▸ **The request**
Reproduce every line of the following entries verbatim, omitting the pictures.

□ □ □ □

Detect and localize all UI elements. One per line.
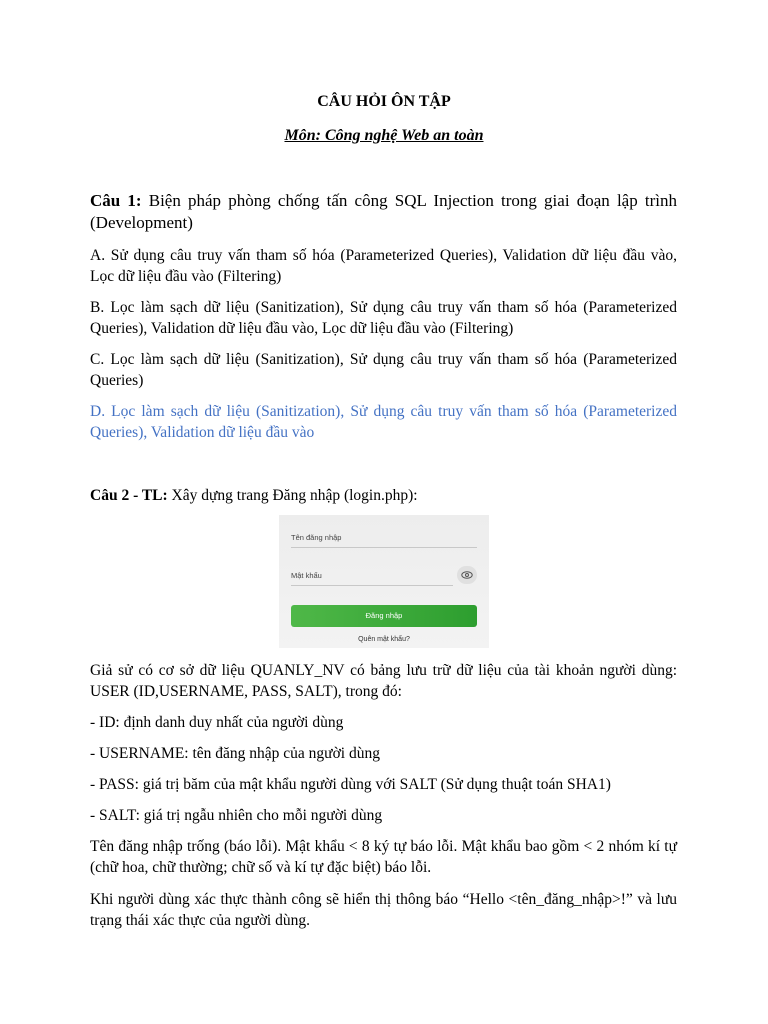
- question-2-label: Câu 2 - TL:: [90, 487, 168, 504]
- username-field[interactable]: Tên đăng nhập: [291, 533, 477, 548]
- question-2-text: Xây dựng trang Đăng nhập (login.php):: [167, 487, 418, 504]
- validation-rules: Tên đăng nhập trống (báo lỗi). Mật khẩu < 8 ký tự báo lỗi. Mật khẩu bao gồm < 2 nhóm kí tự (chữ hoa, chữ thường; chữ số và kí tự đặc biệt) báo lỗi.: [90, 838, 677, 876]
- list-item-username: - USERNAME: tên đăng nhập của người dùng: [90, 745, 380, 762]
- question-1-label: Câu 1:: [90, 191, 142, 210]
- question-1-text: Biện pháp phòng chống tấn công SQL Injection trong giai đoạn lập trình (Development): [90, 191, 677, 232]
- option-b: B. Lọc làm sạch dữ liệu (Sanitization), Sử dụng câu truy vấn tham số hóa (Parameterized Queries), Validation dữ liệu đầu vào, Lọc dữ liệu đầu vào (Filtering): [90, 299, 677, 337]
- database-description: Giả sử có cơ sở dữ liệu QUANLY_NV có bảng lưu trữ dữ liệu của tài khoản người dùng: USER (ID,USERNAME, PASS, SALT), trong đó:: [90, 662, 677, 700]
- login-form-mockup: [279, 515, 489, 648]
- password-field[interactable]: Mật khẩu: [291, 571, 453, 586]
- option-c: C. Lọc làm sạch dữ liệu (Sanitization), Sử dụng câu truy vấn tham số hóa (Parameterized Queries): [90, 351, 677, 389]
- list-item-salt: - SALT: giá trị ngẫu nhiên cho mỗi người dùng: [90, 807, 383, 824]
- page-title: CÂU HỎI ÔN TẬP: [317, 93, 451, 110]
- question-2: [90, 485, 677, 506]
- question-1: [90, 190, 677, 234]
- eye-icon[interactable]: [457, 566, 477, 584]
- eye-icon-glyph: [461, 571, 473, 579]
- option-a: A. Sử dụng câu truy vấn tham số hóa (Parameterized Queries), Validation dữ liệu đầu vào, Lọc dữ liệu đầu vào (Filtering): [90, 247, 677, 285]
- option-d-answer: D. Lọc làm sạch dữ liệu (Sanitization), Sử dụng câu truy vấn tham số hóa (Parameterized Queries), Validation dữ liệu đầu vào: [90, 403, 677, 441]
- login-button[interactable]: Đăng nhập: [291, 605, 477, 627]
- success-message-description: Khi người dùng xác thực thành công sẽ hiển thị thông báo “Hello <tên_đăng_nhập>!” và lưu trạng thái xác thực của người dùng.: [90, 891, 677, 929]
- subject-subtitle: Môn: Công nghệ Web an toàn: [284, 127, 484, 144]
- forgot-password-link[interactable]: Quên mật khẩu?: [358, 636, 410, 643]
- list-item-pass: - PASS: giá trị băm của mật khẩu người dùng với SALT (Sử dụng thuật toán SHA1): [90, 776, 611, 793]
- list-item-id: - ID: định danh duy nhất của người dùng: [90, 714, 344, 731]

□ □ □ □

▸ **Response to this exercise**
Detect and localize all UI elements. One per line.
- question-2-label: Câu 2 - TL:: [90, 487, 168, 504]
- username-field[interactable]: Tên đăng nhập: [291, 533, 477, 548]
- question-2-text: Xây dựng trang Đăng nhập (login.php):: [167, 487, 418, 504]
- validation-rules: Tên đăng nhập trống (báo lỗi). Mật khẩu < 8 ký tự báo lỗi. Mật khẩu bao gồm < 2 nhóm kí tự (chữ hoa, chữ thường; chữ số và kí tự đặc biệt) báo lỗi.: [90, 838, 677, 876]
- list-item-username: - USERNAME: tên đăng nhập của người dùng: [90, 745, 380, 762]
- question-1-label: Câu 1:: [90, 191, 142, 210]
- question-1-text: Biện pháp phòng chống tấn công SQL Injection trong giai đoạn lập trình (Development): [90, 191, 677, 232]
- option-b: B. Lọc làm sạch dữ liệu (Sanitization), Sử dụng câu truy vấn tham số hóa (Parameterized Queries), Validation dữ liệu đầu vào, Lọc dữ liệu đầu vào (Filtering): [90, 299, 677, 337]
- database-description: Giả sử có cơ sở dữ liệu QUANLY_NV có bảng lưu trữ dữ liệu của tài khoản người dùng: USER (ID,USERNAME, PASS, SALT), trong đó:: [90, 662, 677, 700]
- login-form-mockup: [279, 515, 489, 648]
- password-field[interactable]: Mật khẩu: [291, 571, 453, 586]
- option-c: C. Lọc làm sạch dữ liệu (Sanitization), Sử dụng câu truy vấn tham số hóa (Parameterized Queries): [90, 351, 677, 389]
- list-item-salt: - SALT: giá trị ngẫu nhiên cho mỗi người dùng: [90, 807, 383, 824]
- page-title: CÂU HỎI ÔN TẬP: [317, 93, 451, 110]
- question-2: [90, 485, 677, 506]
- question-1: [90, 190, 677, 234]
- eye-icon[interactable]: [457, 566, 477, 584]
- eye-icon-glyph: [461, 571, 473, 579]
- option-a: A. Sử dụng câu truy vấn tham số hóa (Parameterized Queries), Validation dữ liệu đầu vào, Lọc dữ liệu đầu vào (Filtering): [90, 247, 677, 285]
- option-d-answer: D. Lọc làm sạch dữ liệu (Sanitization), Sử dụng câu truy vấn tham số hóa (Parameterized Queries), Validation dữ liệu đầu vào: [90, 403, 677, 441]
- login-button[interactable]: Đăng nhập: [291, 605, 477, 627]
- success-message-description: Khi người dùng xác thực thành công sẽ hiển thị thông báo “Hello <tên_đăng_nhập>!” và lưu trạng thái xác thực của người dùng.: [90, 891, 677, 929]
- subject-subtitle: Môn: Công nghệ Web an toàn: [284, 127, 484, 144]
- forgot-password-link[interactable]: Quên mật khẩu?: [358, 636, 410, 643]
- list-item-pass: - PASS: giá trị băm của mật khẩu người dùng với SALT (Sử dụng thuật toán SHA1): [90, 776, 611, 793]
- list-item-id: - ID: định danh duy nhất của người dùng: [90, 714, 344, 731]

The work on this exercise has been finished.